**Directive:** Reproduce each record exactly.
== Dataset rows ==
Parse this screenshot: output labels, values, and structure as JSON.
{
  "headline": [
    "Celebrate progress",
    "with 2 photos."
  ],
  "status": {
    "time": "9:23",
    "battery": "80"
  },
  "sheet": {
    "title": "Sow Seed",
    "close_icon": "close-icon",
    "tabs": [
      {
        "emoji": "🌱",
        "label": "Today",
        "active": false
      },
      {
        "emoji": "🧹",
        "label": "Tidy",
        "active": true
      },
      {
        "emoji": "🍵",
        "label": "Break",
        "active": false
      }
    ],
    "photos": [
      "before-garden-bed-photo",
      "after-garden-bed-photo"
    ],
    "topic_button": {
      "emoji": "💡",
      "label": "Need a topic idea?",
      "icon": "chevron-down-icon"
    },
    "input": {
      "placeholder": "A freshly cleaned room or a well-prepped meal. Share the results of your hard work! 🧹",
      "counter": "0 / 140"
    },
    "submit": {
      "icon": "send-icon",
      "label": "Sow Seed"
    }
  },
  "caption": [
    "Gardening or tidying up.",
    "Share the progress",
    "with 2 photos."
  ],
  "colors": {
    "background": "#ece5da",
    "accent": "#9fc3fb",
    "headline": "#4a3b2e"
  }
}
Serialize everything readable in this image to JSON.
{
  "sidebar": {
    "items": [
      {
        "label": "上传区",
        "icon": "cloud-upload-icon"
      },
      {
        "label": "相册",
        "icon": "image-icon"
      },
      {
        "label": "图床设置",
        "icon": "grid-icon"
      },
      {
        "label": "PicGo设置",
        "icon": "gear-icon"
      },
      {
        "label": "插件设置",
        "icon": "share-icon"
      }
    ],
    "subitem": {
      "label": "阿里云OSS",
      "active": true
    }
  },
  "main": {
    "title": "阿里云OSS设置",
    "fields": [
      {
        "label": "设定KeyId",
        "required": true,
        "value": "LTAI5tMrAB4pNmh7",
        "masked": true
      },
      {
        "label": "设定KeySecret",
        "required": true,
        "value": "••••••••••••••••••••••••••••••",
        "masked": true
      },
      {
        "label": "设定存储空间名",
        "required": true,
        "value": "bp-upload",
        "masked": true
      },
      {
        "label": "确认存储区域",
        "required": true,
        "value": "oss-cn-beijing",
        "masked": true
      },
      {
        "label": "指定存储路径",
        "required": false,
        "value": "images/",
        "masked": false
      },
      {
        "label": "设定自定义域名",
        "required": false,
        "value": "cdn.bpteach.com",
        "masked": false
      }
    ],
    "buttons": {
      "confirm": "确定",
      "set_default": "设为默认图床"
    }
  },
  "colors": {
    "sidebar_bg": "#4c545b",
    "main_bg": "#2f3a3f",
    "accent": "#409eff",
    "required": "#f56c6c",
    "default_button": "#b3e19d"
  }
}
===
**Written solution:**
Parse this screenshot: output labels, values, and structure as JSON.
{
  "headline": [
    "Celebrate progress",
    "with 2 photos."
  ],
  "status": {
    "time": "9:23",
    "battery": "80"
  },
  "sheet": {
    "title": "Sow Seed",
    "close_icon": "close-icon",
    "tabs": [
      {
        "emoji": "🌱",
        "label": "Today",
        "active": false
      },
      {
        "emoji": "🧹",
        "label": "Tidy",
        "active": true
      },
      {
        "emoji": "🍵",
        "label": "Break",
        "active": false
      }
    ],
    "photos": [
      "before-garden-bed-photo",
      "after-garden-bed-photo"
    ],
    "topic_button": {
      "emoji": "💡",
      "label": "Need a topic idea?",
      "icon": "chevron-down-icon"
    },
    "input": {
      "placeholder": "A freshly cleaned room or a well-prepped meal. Share the results of your hard work! 🧹",
      "counter": "0 / 140"
    },
    "submit": {
      "icon": "send-icon",
      "label": "Sow Seed"
    }
  },
  "caption": [
    "Gardening or tidying up.",
    "Share the progress",
    "with 2 photos."
  ],
  "colors": {
    "background": "#ece5da",
    "accent": "#9fc3fb",
    "headline": "#4a3b2e"
  }
}
Serialize everything readable in this image to JSON.
{
  "sidebar": {
    "items": [
      {
        "label": "上传区",
        "icon": "cloud-upload-icon"
      },
      {
        "label": "相册",
        "icon": "image-icon"
      },
      {
        "label": "图床设置",
        "icon": "grid-icon"
      },
      {
        "label": "PicGo设置",
        "icon": "gear-icon"
      },
      {
        "label": "插件设置",
        "icon": "share-icon"
      }
    ],
    "subitem": {
      "label": "阿里云OSS",
      "active": true
    }
  },
  "main": {
    "title": "阿里云OSS设置",
    "fields": [
      {
        "label": "设定KeyId",
        "required": true,
        "value": "LTAI5tMrAB4pNmh7",
        "masked": true
      },
      {
        "label": "设定KeySecret",
        "required": true,
        "value": "••••••••••••••••••••••••••••••",
        "masked": true
      },
      {
        "label": "设定存储空间名",
        "required": true,
        "value": "bp-upload",
        "masked": true
      },
      {
        "label": "确认存储区域",
        "required": true,
        "value": "oss-cn-beijing",
        "masked": true
      },
      {
        "label": "指定存储路径",
        "required": false,
        "value": "images/",
        "masked": false
      },
      {
        "label": "设定自定义域名",
        "required": false,
        "value": "cdn.bpteach.com",
        "masked": false
      }
    ],
    "buttons": {
      "confirm": "确定",
      "set_default": "设为默认图床"
    }
  },
  "colors": {
    "sidebar_bg": "#4c545b",
    "main_bg": "#2f3a3f",
    "accent": "#409eff",
    "required": "#f56c6c",
    "default_button": "#b3e19d"
  }
}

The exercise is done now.